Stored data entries

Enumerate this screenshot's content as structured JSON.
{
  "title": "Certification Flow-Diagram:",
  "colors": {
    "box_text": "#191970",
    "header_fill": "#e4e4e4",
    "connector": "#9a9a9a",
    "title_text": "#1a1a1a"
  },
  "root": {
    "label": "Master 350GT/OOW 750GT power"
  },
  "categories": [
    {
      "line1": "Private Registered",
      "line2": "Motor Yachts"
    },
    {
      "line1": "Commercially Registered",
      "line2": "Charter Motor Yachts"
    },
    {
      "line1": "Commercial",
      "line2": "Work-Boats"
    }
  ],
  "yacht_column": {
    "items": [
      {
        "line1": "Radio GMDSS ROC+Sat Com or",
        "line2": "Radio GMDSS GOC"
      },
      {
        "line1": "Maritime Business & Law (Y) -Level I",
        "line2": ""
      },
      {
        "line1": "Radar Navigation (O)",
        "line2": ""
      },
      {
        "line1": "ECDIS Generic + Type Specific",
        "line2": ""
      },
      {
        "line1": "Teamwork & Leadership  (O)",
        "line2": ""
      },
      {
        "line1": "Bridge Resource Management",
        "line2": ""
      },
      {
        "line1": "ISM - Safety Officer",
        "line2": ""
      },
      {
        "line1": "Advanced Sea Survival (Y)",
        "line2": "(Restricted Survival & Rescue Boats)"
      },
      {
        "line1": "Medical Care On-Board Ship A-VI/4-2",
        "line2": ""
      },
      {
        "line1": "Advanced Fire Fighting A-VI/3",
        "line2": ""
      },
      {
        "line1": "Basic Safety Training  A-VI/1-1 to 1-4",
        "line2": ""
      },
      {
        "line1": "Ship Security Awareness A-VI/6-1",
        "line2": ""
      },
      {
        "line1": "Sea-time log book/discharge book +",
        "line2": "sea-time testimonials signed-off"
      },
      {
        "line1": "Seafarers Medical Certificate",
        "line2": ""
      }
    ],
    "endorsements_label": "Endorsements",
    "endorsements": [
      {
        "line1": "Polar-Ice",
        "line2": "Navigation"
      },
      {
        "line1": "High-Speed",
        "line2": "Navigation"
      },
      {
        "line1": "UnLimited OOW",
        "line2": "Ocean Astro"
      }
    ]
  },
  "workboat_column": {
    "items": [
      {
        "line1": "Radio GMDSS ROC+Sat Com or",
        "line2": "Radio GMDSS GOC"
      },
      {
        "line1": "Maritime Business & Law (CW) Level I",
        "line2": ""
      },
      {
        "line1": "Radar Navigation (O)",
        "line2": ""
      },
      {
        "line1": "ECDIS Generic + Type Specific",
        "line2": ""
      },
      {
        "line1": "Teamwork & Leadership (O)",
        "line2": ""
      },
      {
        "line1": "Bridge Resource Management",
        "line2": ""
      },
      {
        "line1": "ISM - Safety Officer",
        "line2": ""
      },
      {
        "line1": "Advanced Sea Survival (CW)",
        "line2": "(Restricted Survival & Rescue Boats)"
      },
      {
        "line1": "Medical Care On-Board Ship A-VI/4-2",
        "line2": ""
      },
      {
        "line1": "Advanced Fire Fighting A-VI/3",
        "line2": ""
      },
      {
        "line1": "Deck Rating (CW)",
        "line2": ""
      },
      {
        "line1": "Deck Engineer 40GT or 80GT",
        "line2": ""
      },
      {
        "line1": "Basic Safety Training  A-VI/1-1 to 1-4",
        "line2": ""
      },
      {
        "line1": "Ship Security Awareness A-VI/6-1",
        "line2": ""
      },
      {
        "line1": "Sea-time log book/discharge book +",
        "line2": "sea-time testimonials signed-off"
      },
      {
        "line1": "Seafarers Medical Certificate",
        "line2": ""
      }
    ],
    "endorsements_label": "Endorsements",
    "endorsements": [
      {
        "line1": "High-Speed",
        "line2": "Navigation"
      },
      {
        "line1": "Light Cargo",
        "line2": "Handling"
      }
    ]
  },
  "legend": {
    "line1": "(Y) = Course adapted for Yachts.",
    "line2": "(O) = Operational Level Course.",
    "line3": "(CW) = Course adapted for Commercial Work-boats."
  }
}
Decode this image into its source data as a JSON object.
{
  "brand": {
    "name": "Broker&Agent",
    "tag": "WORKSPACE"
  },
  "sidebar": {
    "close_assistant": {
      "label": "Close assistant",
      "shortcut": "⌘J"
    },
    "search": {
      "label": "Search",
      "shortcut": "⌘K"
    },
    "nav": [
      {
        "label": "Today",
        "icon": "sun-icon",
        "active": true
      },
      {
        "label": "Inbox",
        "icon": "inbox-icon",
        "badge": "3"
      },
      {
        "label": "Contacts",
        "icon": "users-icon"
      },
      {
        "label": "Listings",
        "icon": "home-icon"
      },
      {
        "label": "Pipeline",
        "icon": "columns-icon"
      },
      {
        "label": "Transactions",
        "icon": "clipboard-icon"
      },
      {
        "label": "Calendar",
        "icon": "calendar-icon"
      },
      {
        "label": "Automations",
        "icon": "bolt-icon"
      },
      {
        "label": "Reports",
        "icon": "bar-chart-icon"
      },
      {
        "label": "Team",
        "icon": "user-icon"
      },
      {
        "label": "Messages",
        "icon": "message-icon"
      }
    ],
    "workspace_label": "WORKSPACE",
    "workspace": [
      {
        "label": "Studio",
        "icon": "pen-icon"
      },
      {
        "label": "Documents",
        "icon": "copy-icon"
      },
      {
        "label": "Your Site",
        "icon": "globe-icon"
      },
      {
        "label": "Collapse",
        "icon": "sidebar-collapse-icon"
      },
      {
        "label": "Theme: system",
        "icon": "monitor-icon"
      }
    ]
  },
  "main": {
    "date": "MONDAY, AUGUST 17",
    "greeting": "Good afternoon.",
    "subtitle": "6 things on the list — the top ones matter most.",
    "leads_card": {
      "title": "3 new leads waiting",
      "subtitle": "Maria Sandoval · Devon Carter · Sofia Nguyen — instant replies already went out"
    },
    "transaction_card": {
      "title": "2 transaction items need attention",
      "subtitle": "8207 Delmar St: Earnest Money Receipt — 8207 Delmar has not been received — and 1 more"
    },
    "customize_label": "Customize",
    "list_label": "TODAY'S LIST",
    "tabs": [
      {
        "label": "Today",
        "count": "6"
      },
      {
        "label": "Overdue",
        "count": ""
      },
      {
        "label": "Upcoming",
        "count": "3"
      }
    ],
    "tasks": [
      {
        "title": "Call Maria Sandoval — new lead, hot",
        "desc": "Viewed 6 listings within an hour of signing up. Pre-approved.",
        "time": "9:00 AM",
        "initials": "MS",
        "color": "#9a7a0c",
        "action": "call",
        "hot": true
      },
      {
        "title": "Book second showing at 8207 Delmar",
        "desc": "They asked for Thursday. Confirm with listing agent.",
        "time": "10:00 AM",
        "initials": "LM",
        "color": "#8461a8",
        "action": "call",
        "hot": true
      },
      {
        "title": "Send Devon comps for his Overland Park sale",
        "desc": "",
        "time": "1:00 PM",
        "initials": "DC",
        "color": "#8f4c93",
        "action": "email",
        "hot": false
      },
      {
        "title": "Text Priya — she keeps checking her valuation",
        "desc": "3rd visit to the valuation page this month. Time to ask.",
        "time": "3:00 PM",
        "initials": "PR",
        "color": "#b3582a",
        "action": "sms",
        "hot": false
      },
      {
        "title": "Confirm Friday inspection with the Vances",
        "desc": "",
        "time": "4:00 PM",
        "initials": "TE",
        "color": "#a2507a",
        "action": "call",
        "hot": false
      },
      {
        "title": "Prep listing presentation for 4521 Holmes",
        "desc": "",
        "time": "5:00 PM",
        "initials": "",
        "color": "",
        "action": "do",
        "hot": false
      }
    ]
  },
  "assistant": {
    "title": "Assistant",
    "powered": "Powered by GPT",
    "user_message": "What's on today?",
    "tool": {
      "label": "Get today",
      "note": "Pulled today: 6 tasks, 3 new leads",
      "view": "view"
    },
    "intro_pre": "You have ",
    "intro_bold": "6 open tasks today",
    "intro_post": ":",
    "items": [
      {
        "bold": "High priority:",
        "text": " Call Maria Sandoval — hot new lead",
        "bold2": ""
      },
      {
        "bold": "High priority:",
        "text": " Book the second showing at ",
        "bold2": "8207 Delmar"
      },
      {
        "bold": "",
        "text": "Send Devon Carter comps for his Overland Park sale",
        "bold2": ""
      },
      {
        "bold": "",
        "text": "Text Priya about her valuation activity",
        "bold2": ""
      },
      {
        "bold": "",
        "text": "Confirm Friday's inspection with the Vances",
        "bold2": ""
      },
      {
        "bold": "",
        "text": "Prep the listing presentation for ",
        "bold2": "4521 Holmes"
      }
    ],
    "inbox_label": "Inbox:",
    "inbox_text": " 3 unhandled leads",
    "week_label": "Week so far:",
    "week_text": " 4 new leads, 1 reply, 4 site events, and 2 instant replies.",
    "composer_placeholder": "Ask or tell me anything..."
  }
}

[Stated problem]
Copy each line that contains the word "Deck".

[Written response]
        "line1": "Deck Rating (CW)",
        "line1": "Deck Engineer 40GT or 80GT",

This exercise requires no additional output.